### What you need to do
Copy out each line of the data holding "name".

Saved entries
§
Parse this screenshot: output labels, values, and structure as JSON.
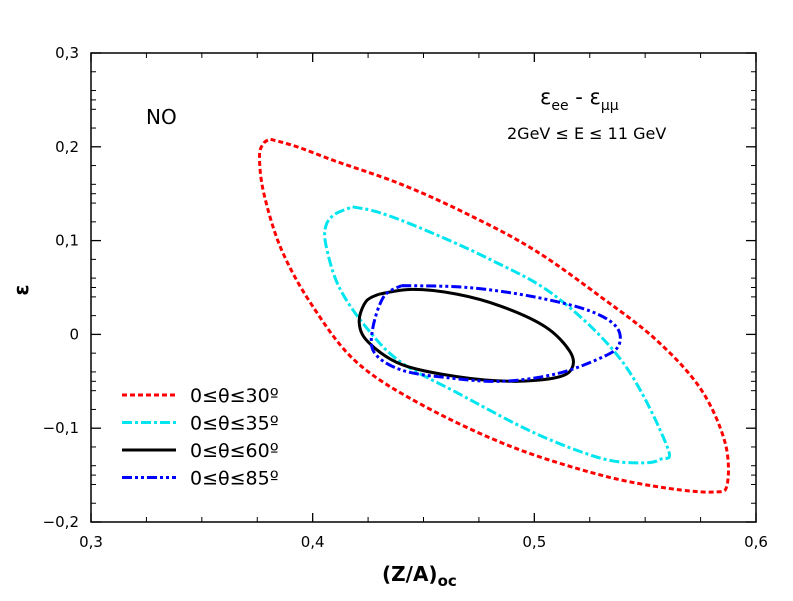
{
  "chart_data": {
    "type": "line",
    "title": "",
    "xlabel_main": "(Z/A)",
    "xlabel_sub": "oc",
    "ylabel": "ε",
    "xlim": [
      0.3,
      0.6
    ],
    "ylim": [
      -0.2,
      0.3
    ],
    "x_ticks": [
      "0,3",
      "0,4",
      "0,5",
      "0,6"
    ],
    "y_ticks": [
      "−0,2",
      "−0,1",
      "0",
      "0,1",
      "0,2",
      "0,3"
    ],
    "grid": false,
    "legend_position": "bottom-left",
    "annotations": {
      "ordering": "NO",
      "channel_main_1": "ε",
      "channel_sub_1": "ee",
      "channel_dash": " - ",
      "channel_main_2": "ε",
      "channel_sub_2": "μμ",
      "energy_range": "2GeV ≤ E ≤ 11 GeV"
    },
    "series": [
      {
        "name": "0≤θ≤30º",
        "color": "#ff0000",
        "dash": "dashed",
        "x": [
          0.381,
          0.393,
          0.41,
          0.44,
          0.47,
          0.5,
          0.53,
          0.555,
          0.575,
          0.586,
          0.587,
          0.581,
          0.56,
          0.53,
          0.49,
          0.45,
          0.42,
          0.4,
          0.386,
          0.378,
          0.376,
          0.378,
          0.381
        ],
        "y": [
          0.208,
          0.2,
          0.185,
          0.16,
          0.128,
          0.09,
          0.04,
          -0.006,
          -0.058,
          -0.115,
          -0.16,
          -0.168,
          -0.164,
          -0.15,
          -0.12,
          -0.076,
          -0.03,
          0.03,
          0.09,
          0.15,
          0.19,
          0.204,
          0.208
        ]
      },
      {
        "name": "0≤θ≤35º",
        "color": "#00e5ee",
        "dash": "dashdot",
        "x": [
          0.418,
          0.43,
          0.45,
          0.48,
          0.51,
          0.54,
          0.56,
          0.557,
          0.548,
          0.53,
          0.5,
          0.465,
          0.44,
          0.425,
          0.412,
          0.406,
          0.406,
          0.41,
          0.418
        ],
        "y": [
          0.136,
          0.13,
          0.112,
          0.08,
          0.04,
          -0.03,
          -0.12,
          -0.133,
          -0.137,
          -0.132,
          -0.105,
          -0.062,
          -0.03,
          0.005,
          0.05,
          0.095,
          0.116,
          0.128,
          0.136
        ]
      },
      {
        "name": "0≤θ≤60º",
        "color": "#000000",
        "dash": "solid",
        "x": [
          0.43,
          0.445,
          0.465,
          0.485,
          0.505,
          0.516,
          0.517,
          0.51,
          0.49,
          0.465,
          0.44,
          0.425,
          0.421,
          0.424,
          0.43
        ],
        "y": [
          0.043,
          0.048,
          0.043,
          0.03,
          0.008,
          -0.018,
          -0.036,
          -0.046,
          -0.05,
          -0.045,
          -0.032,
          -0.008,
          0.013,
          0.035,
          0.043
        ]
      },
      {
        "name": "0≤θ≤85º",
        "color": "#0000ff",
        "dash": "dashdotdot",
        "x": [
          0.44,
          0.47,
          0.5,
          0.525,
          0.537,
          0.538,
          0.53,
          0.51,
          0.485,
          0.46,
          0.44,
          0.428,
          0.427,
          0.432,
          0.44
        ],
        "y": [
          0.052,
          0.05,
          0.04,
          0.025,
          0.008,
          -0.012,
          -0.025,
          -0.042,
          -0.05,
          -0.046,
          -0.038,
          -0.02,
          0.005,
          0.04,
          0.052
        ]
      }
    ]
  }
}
§
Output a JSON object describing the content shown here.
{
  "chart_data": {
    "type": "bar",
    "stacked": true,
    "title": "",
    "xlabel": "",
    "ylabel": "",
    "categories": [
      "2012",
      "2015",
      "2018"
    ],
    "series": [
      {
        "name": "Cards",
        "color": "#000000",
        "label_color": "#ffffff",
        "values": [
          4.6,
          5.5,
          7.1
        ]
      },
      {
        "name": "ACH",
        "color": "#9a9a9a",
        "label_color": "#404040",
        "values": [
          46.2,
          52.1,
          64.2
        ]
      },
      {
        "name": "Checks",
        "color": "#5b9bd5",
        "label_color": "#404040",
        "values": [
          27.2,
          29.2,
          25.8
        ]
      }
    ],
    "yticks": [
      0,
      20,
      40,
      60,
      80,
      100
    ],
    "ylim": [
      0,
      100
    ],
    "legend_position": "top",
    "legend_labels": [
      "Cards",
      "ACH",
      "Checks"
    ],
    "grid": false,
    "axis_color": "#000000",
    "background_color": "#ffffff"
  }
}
§
### Written solution
        "name": "0≤θ≤30º",
        "name": "0≤θ≤35º",
        "name": "0≤θ≤60º",
        "name": "0≤θ≤85º",
        "name": "Cards",
        "name": "ACH",
        "name": "Checks",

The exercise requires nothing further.